• Exercise
Collect all lines below with the string "this".

Data records:
-------------------------
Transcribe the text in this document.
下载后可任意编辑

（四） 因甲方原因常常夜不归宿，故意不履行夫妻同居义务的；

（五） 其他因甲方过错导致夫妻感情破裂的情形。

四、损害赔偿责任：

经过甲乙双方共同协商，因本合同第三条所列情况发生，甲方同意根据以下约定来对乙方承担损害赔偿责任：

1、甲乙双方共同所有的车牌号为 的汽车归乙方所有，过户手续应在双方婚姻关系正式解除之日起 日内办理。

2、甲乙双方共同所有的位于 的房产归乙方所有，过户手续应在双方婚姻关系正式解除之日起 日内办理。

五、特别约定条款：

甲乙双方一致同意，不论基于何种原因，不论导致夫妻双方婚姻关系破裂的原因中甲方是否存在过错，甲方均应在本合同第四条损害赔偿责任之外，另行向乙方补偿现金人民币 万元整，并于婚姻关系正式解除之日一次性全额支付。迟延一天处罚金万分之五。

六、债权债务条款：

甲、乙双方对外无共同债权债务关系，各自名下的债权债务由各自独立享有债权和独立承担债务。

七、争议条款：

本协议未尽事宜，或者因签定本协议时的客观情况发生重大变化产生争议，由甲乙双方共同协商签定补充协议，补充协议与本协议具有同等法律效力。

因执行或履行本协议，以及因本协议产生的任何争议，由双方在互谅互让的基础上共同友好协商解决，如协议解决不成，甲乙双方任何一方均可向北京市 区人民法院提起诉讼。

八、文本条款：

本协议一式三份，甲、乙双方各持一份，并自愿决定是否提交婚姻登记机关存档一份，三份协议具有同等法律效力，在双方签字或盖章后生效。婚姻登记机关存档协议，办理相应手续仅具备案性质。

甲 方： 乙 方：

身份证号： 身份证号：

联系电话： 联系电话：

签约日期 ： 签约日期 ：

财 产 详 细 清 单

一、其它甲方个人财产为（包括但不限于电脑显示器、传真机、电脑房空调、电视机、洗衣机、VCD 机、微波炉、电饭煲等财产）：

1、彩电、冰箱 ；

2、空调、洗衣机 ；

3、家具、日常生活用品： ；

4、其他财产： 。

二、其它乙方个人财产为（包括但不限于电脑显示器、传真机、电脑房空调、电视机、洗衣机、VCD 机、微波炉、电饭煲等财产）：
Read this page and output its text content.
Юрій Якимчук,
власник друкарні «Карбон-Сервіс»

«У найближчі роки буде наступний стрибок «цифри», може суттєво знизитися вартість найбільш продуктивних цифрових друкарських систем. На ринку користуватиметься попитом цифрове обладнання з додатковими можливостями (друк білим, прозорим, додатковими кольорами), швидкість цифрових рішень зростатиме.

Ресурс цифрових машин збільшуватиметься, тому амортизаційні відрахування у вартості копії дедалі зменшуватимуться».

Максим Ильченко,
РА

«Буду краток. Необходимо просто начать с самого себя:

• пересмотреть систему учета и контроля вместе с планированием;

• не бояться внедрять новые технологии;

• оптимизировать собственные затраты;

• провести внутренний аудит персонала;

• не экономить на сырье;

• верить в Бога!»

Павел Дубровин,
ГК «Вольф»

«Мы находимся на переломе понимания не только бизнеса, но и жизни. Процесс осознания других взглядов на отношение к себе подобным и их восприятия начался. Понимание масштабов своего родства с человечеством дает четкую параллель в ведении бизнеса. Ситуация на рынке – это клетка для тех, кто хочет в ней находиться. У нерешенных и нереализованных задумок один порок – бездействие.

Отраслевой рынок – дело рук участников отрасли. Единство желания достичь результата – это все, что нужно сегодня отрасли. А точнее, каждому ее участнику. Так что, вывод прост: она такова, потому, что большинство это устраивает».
-------------------------
• Completed task
Transcribe the text in this document.
Read this page and output its text content.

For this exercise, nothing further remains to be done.